_What you are asked to do_:
Quote the records beneath, complete and exact. Leave out images.

***

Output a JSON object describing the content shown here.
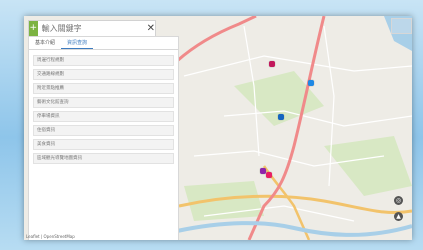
{
  "search": {
    "placeholder": "輸入關鍵字",
    "clear_icon": "close-icon",
    "menu_icon": "plus-icon"
  },
  "panel": {
    "tabs": [
      {
        "label": "基本介紹"
      },
      {
        "label": "資訊查詢"
      }
    ],
    "items": [
      {
        "label": "周邊行程規劃"
      },
      {
        "label": "交通路線規劃"
      },
      {
        "label": "附近景點推薦"
      },
      {
        "label": "藝術文化館查詢"
      },
      {
        "label": "停車場資訊"
      },
      {
        "label": "住宿資訊"
      },
      {
        "label": "美食資訊"
      },
      {
        "label": "區域觀光導覽地圖資訊"
      }
    ]
  },
  "map": {
    "footer": "Leaflet | OpenStreetMap",
    "controls": [
      {
        "icon": "locate-icon"
      },
      {
        "icon": "compass-icon"
      }
    ],
    "colors": {
      "road_major": "#f08a8a",
      "road_trunk": "#f2c36b",
      "river": "#a8cfe8",
      "green": "#cfe3b5",
      "water_body": "#7fb7e0"
    },
    "badges": [
      {
        "color": "#c2185b",
        "icon": "museum-icon"
      },
      {
        "color": "#1e88e5",
        "icon": "bus-icon"
      },
      {
        "color": "#1565c0",
        "icon": "car-icon"
      },
      {
        "color": "#8e24aa",
        "icon": "hotel-icon"
      },
      {
        "color": "#e91e63",
        "icon": "food-icon"
      }
    ]
  }
}
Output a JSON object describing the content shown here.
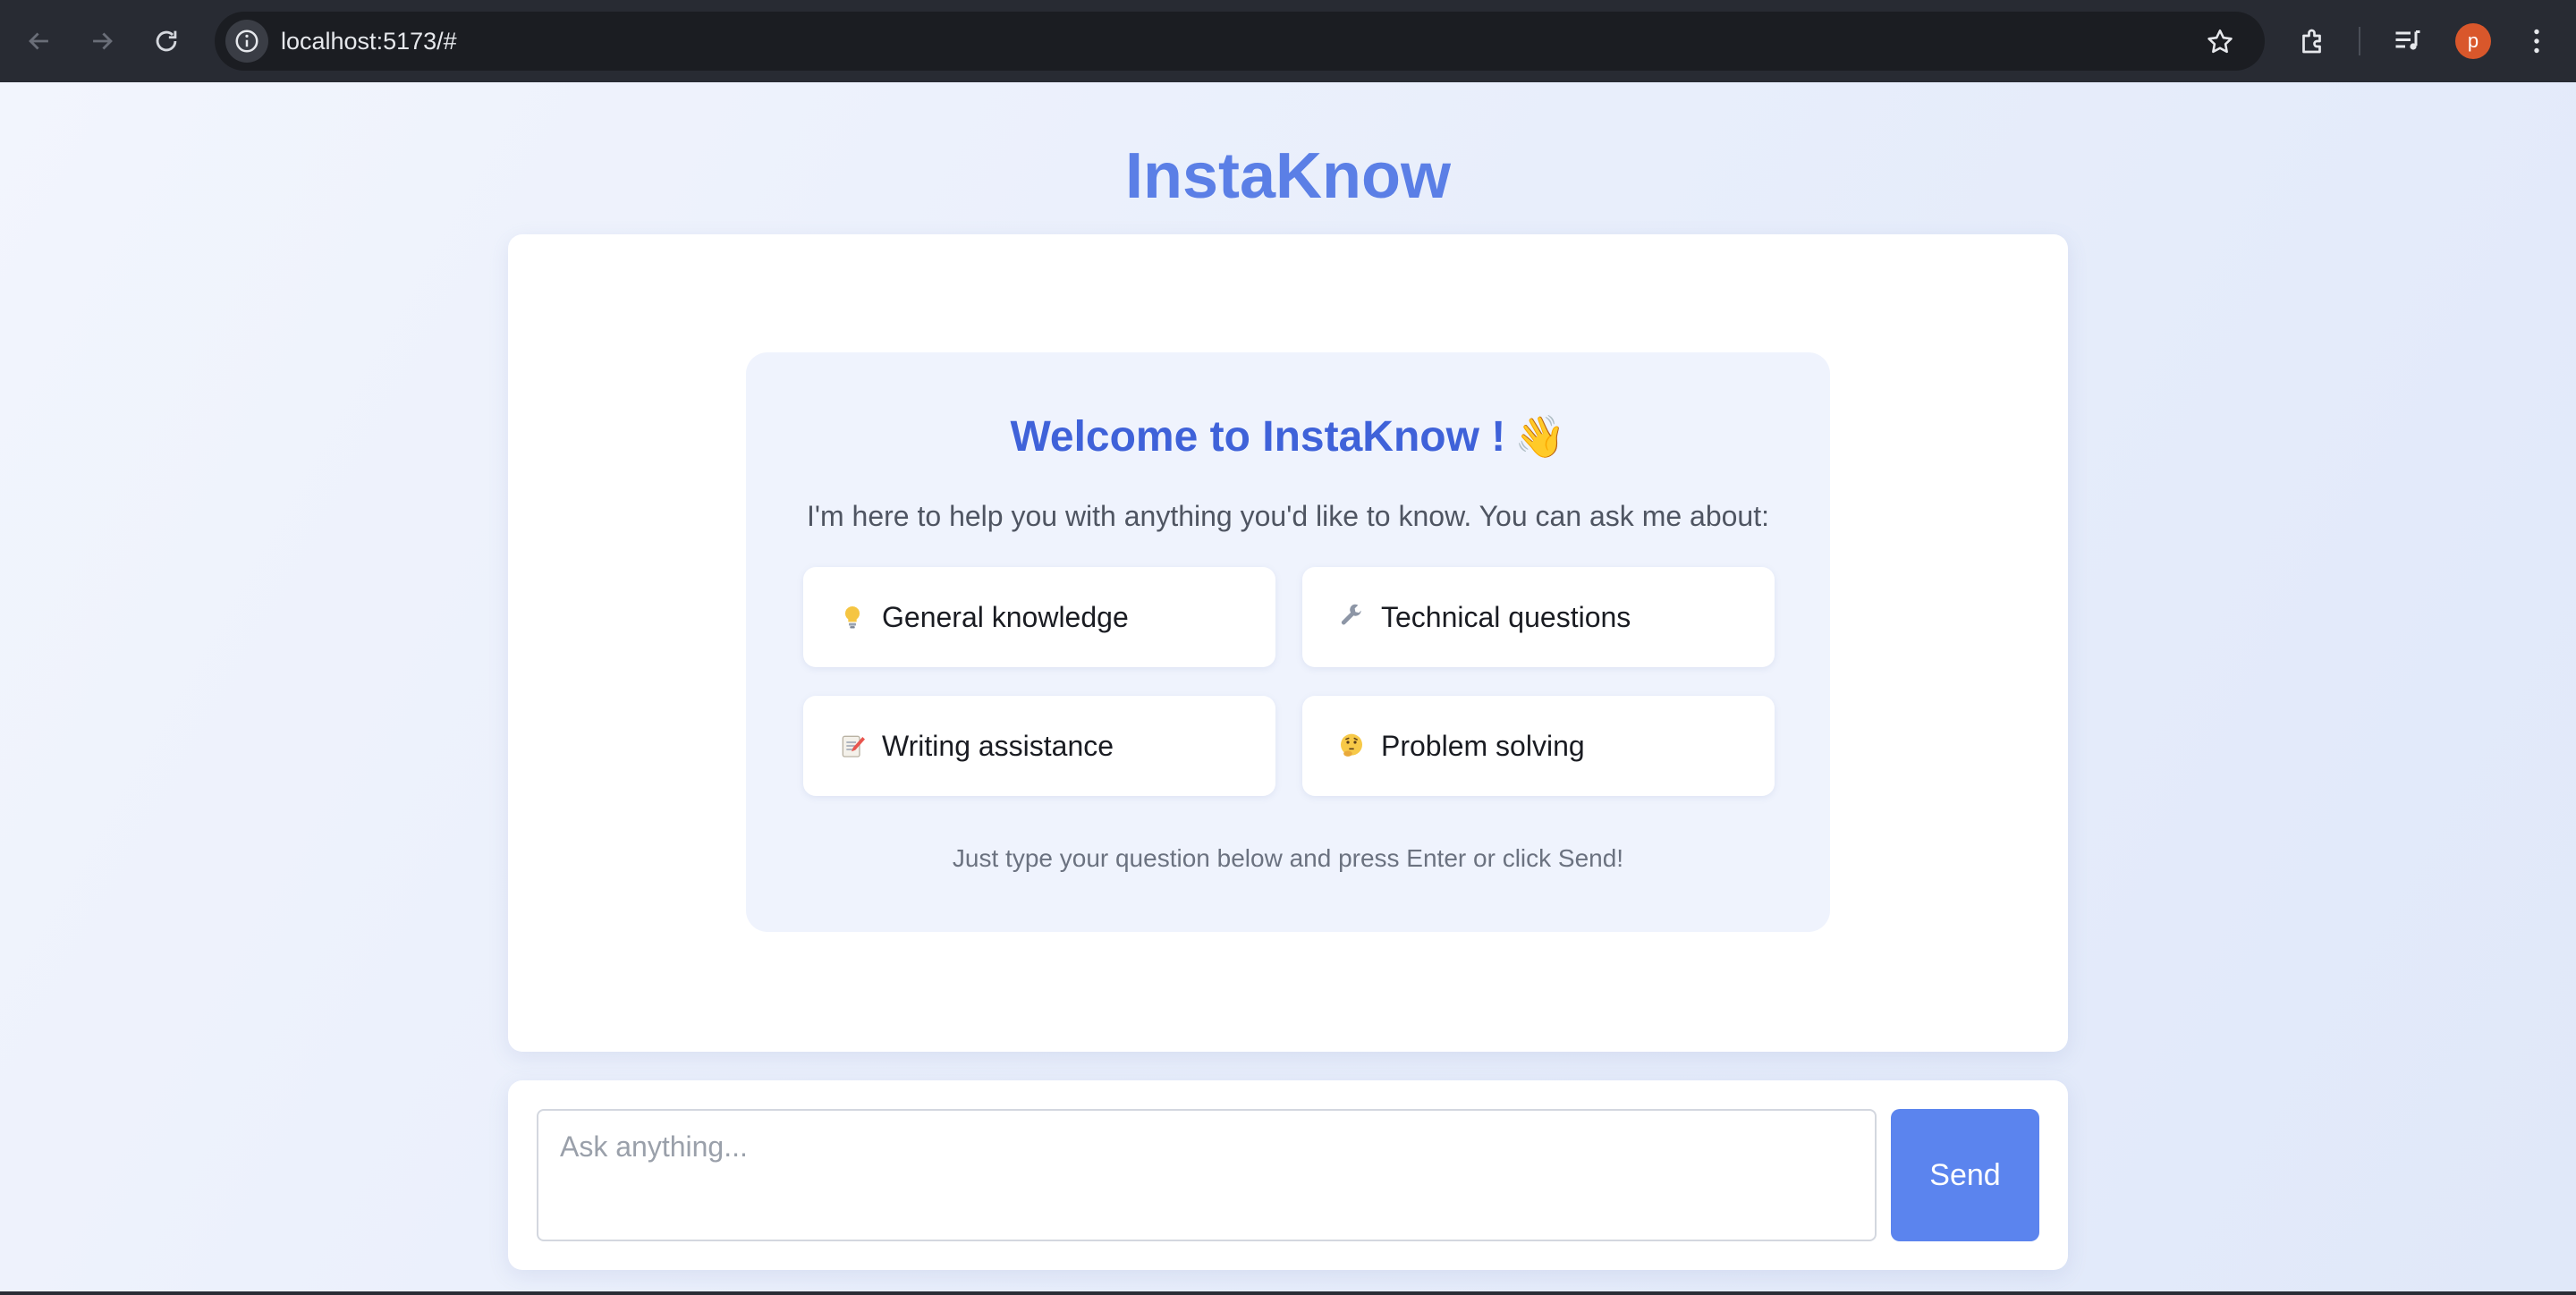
{
  "browser": {
    "url": "localhost:5173/#",
    "avatar_initial": "p",
    "icons": [
      "back-arrow-icon",
      "forward-arrow-icon",
      "reload-icon",
      "site-info-icon",
      "star-icon",
      "extensions-icon",
      "media-controls-icon",
      "kebab-menu-icon"
    ]
  },
  "app": {
    "title": "InstaKnow"
  },
  "welcome": {
    "title": "Welcome to InstaKnow !",
    "wave_emoji": "👋",
    "subtitle": "I'm here to help you with anything you'd like to know. You can ask me about:",
    "topics": [
      {
        "icon": "lightbulb-icon",
        "label": "General knowledge"
      },
      {
        "icon": "wrench-icon",
        "label": "Technical questions"
      },
      {
        "icon": "memo-icon",
        "label": "Writing assistance"
      },
      {
        "icon": "thinking-face-icon",
        "label": "Problem solving"
      }
    ],
    "hint": "Just type your question below and press Enter or click Send!"
  },
  "input": {
    "placeholder": "Ask anything...",
    "value": "",
    "send_label": "Send"
  },
  "colors": {
    "brand": "#5b7fe6",
    "welcome_title": "#3f62d9",
    "send_button": "#5b84ee",
    "avatar": "#d9572b"
  }
}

***

_Problem solution_:
Output a JSON object describing the content shown here.
{
  "search": {
    "placeholder": "輸入關鍵字",
    "clear_icon": "close-icon",
    "menu_icon": "plus-icon"
  },
  "panel": {
    "tabs": [
      {
        "label": "基本介紹"
      },
      {
        "label": "資訊查詢"
      }
    ],
    "items": [
      {
        "label": "周邊行程規劃"
      },
      {
        "label": "交通路線規劃"
      },
      {
        "label": "附近景點推薦"
      },
      {
        "label": "藝術文化館查詢"
      },
      {
        "label": "停車場資訊"
      },
      {
        "label": "住宿資訊"
      },
      {
        "label": "美食資訊"
      },
      {
        "label": "區域觀光導覽地圖資訊"
      }
    ]
  },
  "map": {
    "footer": "Leaflet | OpenStreetMap",
    "controls": [
      {
        "icon": "locate-icon"
      },
      {
        "icon": "compass-icon"
      }
    ],
    "colors": {
      "road_major": "#f08a8a",
      "road_trunk": "#f2c36b",
      "river": "#a8cfe8",
      "green": "#cfe3b5",
      "water_body": "#7fb7e0"
    },
    "badges": [
      {
        "color": "#c2185b",
        "icon": "museum-icon"
      },
      {
        "color": "#1e88e5",
        "icon": "bus-icon"
      },
      {
        "color": "#1565c0",
        "icon": "car-icon"
      },
      {
        "color": "#8e24aa",
        "icon": "hotel-icon"
      },
      {
        "color": "#e91e63",
        "icon": "food-icon"
      }
    ]
  }
}
Output a JSON object describing the content shown here.
{
  "browser": {
    "url": "localhost:5173/#",
    "avatar_initial": "p",
    "icons": [
      "back-arrow-icon",
      "forward-arrow-icon",
      "reload-icon",
      "site-info-icon",
      "star-icon",
      "extensions-icon",
      "media-controls-icon",
      "kebab-menu-icon"
    ]
  },
  "app": {
    "title": "InstaKnow"
  },
  "welcome": {
    "title": "Welcome to InstaKnow !",
    "wave_emoji": "👋",
    "subtitle": "I'm here to help you with anything you'd like to know. You can ask me about:",
    "topics": [
      {
        "icon": "lightbulb-icon",
        "label": "General knowledge"
      },
      {
        "icon": "wrench-icon",
        "label": "Technical questions"
      },
      {
        "icon": "memo-icon",
        "label": "Writing assistance"
      },
      {
        "icon": "thinking-face-icon",
        "label": "Problem solving"
      }
    ],
    "hint": "Just type your question below and press Enter or click Send!"
  },
  "input": {
    "placeholder": "Ask anything...",
    "value": "",
    "send_label": "Send"
  },
  "colors": {
    "brand": "#5b7fe6",
    "welcome_title": "#3f62d9",
    "send_button": "#5b84ee",
    "avatar": "#d9572b"
  }
}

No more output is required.